Requirements >> Look through the data below. Pick out the lines holding the string "ylabel".

Given data >>

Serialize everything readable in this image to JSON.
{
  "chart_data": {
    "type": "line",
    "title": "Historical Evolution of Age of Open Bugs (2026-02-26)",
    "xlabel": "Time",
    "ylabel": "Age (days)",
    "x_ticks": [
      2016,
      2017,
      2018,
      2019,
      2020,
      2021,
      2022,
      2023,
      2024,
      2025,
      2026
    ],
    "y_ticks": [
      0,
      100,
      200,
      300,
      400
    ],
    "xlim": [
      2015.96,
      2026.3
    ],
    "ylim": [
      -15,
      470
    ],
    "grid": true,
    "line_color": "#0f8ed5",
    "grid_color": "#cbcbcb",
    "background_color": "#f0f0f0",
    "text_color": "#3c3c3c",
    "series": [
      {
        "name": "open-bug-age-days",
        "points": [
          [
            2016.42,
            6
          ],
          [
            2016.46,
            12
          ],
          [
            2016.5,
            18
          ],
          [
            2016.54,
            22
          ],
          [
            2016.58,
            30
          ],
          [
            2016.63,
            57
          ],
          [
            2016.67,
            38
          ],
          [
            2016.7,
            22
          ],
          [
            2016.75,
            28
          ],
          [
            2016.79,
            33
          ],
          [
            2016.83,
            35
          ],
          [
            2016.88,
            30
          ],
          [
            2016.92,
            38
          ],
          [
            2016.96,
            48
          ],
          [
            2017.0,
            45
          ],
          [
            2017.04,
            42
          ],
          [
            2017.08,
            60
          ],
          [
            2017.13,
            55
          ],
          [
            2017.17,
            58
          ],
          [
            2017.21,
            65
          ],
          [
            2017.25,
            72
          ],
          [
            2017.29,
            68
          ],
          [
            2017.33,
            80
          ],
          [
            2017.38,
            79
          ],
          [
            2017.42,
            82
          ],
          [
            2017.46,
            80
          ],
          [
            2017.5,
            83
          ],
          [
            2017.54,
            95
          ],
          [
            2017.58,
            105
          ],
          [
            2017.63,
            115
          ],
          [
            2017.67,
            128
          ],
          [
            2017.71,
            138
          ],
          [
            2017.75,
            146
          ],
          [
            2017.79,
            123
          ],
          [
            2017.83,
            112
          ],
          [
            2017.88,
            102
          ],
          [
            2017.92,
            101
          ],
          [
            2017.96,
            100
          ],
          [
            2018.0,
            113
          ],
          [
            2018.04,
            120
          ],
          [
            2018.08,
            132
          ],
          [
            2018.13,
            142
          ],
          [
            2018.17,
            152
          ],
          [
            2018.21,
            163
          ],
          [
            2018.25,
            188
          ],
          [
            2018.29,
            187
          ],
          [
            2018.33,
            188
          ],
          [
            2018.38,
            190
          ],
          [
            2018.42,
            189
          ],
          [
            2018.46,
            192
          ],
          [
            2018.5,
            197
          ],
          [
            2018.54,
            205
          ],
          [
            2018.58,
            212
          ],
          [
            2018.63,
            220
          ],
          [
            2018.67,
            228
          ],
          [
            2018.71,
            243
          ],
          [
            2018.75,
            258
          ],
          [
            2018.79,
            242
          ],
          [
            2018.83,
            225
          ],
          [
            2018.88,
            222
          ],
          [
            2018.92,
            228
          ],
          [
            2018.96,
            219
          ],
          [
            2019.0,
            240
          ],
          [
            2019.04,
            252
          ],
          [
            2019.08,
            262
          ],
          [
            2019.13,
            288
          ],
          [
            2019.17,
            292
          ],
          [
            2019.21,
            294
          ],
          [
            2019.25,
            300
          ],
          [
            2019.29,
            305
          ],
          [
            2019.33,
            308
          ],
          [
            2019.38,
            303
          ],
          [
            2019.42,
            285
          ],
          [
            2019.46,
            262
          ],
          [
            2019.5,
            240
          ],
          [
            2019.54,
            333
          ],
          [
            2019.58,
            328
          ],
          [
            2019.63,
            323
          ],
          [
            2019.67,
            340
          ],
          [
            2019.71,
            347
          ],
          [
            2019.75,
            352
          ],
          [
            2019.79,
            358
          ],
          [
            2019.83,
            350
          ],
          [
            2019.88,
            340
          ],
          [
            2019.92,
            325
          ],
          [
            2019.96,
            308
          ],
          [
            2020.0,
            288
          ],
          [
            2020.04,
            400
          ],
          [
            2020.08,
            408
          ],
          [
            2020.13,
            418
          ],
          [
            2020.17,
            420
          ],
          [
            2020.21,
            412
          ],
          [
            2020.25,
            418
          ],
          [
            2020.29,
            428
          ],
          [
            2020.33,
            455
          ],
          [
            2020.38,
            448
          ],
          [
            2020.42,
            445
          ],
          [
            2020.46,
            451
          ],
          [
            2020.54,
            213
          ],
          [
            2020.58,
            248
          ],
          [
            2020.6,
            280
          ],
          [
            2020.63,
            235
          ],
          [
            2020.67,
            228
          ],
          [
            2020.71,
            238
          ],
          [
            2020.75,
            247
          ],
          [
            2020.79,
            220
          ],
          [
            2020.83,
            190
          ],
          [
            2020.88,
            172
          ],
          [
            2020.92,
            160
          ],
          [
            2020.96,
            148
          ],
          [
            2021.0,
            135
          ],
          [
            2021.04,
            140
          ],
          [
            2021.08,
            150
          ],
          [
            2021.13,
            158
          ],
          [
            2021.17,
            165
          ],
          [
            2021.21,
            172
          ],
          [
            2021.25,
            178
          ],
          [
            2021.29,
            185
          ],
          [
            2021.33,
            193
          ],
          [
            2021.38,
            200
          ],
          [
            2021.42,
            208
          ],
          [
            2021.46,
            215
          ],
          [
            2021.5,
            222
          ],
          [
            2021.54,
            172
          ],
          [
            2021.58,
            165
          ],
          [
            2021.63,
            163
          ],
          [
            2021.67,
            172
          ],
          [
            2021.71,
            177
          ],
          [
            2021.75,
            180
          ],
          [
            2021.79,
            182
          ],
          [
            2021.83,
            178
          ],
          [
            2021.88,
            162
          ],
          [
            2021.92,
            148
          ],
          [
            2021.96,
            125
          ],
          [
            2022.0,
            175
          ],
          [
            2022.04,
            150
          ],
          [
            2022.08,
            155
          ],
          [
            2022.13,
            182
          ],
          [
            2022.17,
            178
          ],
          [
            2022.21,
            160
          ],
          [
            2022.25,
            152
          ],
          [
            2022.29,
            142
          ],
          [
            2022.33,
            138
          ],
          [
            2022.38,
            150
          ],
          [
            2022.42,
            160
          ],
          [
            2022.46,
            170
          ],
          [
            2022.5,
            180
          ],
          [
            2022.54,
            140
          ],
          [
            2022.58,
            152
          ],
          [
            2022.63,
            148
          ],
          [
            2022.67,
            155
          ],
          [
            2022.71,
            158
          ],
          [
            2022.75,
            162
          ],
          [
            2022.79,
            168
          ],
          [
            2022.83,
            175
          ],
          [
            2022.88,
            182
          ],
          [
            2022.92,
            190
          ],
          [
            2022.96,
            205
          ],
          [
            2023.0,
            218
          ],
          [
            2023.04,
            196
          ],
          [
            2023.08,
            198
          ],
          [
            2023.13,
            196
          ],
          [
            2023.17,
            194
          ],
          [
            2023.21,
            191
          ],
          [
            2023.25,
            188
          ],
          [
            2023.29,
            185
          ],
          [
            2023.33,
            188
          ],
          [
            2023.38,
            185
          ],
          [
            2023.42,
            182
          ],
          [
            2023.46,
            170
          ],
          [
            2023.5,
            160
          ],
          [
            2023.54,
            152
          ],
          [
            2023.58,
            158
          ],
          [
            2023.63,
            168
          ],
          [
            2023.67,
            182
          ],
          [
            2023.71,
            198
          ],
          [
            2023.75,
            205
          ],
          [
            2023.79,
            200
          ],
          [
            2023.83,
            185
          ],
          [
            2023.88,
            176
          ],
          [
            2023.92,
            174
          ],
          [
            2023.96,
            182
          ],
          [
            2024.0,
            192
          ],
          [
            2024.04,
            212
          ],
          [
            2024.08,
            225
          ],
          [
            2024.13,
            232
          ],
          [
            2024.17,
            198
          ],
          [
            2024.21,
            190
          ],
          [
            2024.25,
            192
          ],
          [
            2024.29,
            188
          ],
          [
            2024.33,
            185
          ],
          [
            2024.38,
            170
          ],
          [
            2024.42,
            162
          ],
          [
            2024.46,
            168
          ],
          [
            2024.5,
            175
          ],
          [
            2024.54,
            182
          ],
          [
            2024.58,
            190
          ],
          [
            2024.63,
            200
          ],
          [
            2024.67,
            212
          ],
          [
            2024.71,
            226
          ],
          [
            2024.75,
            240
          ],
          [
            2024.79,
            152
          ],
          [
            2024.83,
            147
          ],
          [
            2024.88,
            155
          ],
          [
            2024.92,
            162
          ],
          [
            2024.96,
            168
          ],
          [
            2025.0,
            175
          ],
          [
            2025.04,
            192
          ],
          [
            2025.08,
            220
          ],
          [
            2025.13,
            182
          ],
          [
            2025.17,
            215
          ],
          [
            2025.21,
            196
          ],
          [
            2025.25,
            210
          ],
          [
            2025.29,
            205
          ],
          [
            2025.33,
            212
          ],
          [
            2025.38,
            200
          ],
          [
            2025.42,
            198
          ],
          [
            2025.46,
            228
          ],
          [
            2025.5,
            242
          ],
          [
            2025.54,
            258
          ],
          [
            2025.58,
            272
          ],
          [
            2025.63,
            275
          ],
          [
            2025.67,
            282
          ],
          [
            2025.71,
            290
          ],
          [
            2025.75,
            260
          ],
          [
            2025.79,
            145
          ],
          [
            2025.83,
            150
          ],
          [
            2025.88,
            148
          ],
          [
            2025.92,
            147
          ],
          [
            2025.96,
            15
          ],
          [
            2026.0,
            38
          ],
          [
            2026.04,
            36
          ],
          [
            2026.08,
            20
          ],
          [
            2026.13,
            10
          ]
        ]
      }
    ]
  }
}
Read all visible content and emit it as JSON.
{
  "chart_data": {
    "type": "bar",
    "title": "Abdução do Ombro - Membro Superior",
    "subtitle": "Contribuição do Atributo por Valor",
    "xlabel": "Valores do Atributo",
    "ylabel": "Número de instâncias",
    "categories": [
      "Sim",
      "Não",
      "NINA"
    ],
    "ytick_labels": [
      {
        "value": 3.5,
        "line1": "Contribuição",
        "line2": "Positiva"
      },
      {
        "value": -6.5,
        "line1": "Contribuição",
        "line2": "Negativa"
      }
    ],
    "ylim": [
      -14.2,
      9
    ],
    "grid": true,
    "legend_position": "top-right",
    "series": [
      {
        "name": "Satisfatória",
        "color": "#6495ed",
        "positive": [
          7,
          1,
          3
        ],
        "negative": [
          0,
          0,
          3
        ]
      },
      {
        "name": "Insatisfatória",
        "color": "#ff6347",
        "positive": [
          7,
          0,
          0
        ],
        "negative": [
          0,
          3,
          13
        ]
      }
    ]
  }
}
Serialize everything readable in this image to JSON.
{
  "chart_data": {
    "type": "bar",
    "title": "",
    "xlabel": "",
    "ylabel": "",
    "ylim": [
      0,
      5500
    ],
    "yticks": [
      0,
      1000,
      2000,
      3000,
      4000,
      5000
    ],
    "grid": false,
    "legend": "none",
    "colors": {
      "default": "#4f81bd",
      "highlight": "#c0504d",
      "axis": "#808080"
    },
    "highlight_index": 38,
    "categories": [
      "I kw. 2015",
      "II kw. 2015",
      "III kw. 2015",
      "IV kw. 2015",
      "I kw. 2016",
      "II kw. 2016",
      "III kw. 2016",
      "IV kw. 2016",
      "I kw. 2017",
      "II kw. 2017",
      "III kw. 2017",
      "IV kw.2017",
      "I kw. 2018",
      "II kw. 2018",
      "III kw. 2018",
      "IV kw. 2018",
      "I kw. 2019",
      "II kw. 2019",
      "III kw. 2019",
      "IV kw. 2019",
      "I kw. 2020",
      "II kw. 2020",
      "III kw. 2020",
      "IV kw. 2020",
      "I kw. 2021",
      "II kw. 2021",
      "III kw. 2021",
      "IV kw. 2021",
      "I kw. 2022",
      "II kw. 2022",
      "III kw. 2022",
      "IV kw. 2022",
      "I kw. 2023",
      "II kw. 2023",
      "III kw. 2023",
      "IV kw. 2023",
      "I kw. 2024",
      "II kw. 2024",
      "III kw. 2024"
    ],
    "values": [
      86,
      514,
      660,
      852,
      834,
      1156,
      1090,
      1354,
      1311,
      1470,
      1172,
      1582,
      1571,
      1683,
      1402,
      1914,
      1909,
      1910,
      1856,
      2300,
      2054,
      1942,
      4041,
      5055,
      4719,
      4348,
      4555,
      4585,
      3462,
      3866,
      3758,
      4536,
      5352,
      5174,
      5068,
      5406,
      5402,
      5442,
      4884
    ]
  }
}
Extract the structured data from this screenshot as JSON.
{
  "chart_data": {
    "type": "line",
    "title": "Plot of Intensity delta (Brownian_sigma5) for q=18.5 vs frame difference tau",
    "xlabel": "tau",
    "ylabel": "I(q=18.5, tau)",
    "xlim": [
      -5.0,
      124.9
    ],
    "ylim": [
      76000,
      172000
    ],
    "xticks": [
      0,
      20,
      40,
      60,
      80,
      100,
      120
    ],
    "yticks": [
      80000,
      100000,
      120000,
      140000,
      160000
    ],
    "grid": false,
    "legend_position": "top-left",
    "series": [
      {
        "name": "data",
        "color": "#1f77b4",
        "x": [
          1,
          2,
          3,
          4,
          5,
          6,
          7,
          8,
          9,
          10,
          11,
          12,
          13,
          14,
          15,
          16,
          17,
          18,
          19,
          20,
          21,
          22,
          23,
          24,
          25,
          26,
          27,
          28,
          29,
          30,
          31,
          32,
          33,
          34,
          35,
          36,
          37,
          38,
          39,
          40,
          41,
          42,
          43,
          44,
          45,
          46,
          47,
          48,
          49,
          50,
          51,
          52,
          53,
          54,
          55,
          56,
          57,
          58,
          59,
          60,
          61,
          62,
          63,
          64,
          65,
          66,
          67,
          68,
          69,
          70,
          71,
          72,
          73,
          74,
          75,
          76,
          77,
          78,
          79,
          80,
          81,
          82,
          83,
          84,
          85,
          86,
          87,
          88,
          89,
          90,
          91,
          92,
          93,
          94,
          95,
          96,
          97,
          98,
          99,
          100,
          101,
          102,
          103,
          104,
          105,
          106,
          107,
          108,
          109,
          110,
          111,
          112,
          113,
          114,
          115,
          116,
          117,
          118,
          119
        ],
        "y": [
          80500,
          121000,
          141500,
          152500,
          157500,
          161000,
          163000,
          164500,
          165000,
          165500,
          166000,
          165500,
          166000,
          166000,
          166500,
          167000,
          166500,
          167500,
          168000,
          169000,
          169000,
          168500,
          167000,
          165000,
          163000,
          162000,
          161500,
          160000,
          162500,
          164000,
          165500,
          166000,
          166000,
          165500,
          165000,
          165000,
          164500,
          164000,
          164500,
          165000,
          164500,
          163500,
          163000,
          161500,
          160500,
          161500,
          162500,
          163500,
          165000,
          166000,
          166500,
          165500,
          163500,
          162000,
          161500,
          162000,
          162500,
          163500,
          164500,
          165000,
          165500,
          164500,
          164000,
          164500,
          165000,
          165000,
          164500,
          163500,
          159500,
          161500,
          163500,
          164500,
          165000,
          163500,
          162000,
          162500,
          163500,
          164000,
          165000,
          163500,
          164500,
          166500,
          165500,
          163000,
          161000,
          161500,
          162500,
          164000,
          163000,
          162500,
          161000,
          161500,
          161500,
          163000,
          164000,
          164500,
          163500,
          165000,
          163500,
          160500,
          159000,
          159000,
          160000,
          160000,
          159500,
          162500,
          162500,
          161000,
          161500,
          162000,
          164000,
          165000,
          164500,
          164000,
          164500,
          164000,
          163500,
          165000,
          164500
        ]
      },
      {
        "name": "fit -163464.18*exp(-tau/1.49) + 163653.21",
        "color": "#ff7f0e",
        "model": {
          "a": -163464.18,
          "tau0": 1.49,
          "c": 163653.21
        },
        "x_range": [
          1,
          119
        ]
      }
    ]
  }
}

Finished task >>
    "ylabel": "Age (days)",
    "ylabel": "Número de instâncias",
    "ylabel": "",
    "ylabel": "I(q=18.5, tau)",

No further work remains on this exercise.